_Given exercise_: Write out every entry, unchanged. Skip any picture.

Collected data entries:
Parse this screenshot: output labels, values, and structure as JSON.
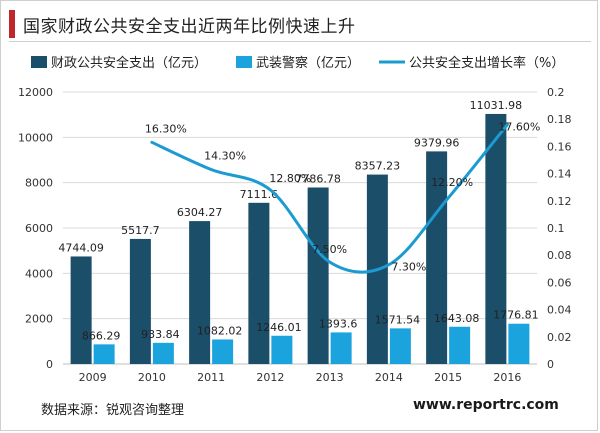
{
  "header": {
    "title": "国家财政公共安全支出近两年比例快速上升"
  },
  "footer": {
    "source": "数据来源：锐观咨询整理",
    "site": "www.reportrc.com"
  },
  "colors": {
    "bar_primary": "#1b4e69",
    "bar_secondary": "#1aa3dc",
    "line": "#1b9bd1",
    "accent": "#c0272d"
  },
  "chart_data": {
    "type": "bar",
    "categories": [
      "2009",
      "2010",
      "2011",
      "2012",
      "2013",
      "2014",
      "2015",
      "2016"
    ],
    "series": [
      {
        "name": "财政公共安全支出（亿元）",
        "type": "bar",
        "axis": "left",
        "values": [
          4744.09,
          5517.7,
          6304.27,
          7111.6,
          7786.78,
          8357.23,
          9379.96,
          11031.98
        ],
        "labels": [
          "4744.09",
          "5517.7",
          "6304.27",
          "7111.6",
          "7786.78",
          "8357.23",
          "9379.96",
          "11031.98"
        ]
      },
      {
        "name": "武装警察（亿元）",
        "type": "bar",
        "axis": "left",
        "values": [
          866.29,
          933.84,
          1082.02,
          1246.01,
          1393.6,
          1571.54,
          1643.08,
          1776.81
        ],
        "labels": [
          "866.29",
          "933.84",
          "1082.02",
          "1246.01",
          "1393.6",
          "1571.54",
          "1643.08",
          "1776.81"
        ]
      },
      {
        "name": "公共安全支出增长率（%）",
        "type": "line",
        "axis": "right",
        "values": [
          null,
          0.163,
          0.143,
          0.128,
          0.075,
          0.073,
          0.122,
          0.176
        ],
        "labels": [
          "",
          "16.30%",
          "14.30%",
          "12.80%",
          "7.50%",
          "7.30%",
          "12.20%",
          "17.60%"
        ]
      }
    ],
    "y_left": {
      "min": 0,
      "max": 12000,
      "ticks": [
        "0",
        "2000",
        "4000",
        "6000",
        "8000",
        "10000",
        "12000"
      ]
    },
    "y_right": {
      "min": 0,
      "max": 0.2,
      "ticks": [
        "0",
        "0.02",
        "0.04",
        "0.06",
        "0.08",
        "0.1",
        "0.12",
        "0.14",
        "0.16",
        "0.18",
        "0.2"
      ]
    },
    "grid": true,
    "legend": "top"
  }
}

_Output of the exercise_:
Parse this screenshot: output labels, values, and structure as JSON.
{
  "header": {
    "title": "国家财政公共安全支出近两年比例快速上升"
  },
  "footer": {
    "source": "数据来源：锐观咨询整理",
    "site": "www.reportrc.com"
  },
  "colors": {
    "bar_primary": "#1b4e69",
    "bar_secondary": "#1aa3dc",
    "line": "#1b9bd1",
    "accent": "#c0272d"
  },
  "chart_data": {
    "type": "bar",
    "categories": [
      "2009",
      "2010",
      "2011",
      "2012",
      "2013",
      "2014",
      "2015",
      "2016"
    ],
    "series": [
      {
        "name": "财政公共安全支出（亿元）",
        "type": "bar",
        "axis": "left",
        "values": [
          4744.09,
          5517.7,
          6304.27,
          7111.6,
          7786.78,
          8357.23,
          9379.96,
          11031.98
        ],
        "labels": [
          "4744.09",
          "5517.7",
          "6304.27",
          "7111.6",
          "7786.78",
          "8357.23",
          "9379.96",
          "11031.98"
        ]
      },
      {
        "name": "武装警察（亿元）",
        "type": "bar",
        "axis": "left",
        "values": [
          866.29,
          933.84,
          1082.02,
          1246.01,
          1393.6,
          1571.54,
          1643.08,
          1776.81
        ],
        "labels": [
          "866.29",
          "933.84",
          "1082.02",
          "1246.01",
          "1393.6",
          "1571.54",
          "1643.08",
          "1776.81"
        ]
      },
      {
        "name": "公共安全支出增长率（%）",
        "type": "line",
        "axis": "right",
        "values": [
          null,
          0.163,
          0.143,
          0.128,
          0.075,
          0.073,
          0.122,
          0.176
        ],
        "labels": [
          "",
          "16.30%",
          "14.30%",
          "12.80%",
          "7.50%",
          "7.30%",
          "12.20%",
          "17.60%"
        ]
      }
    ],
    "y_left": {
      "min": 0,
      "max": 12000,
      "ticks": [
        "0",
        "2000",
        "4000",
        "6000",
        "8000",
        "10000",
        "12000"
      ]
    },
    "y_right": {
      "min": 0,
      "max": 0.2,
      "ticks": [
        "0",
        "0.02",
        "0.04",
        "0.06",
        "0.08",
        "0.1",
        "0.12",
        "0.14",
        "0.16",
        "0.18",
        "0.2"
      ]
    },
    "grid": true,
    "legend": "top"
  }
}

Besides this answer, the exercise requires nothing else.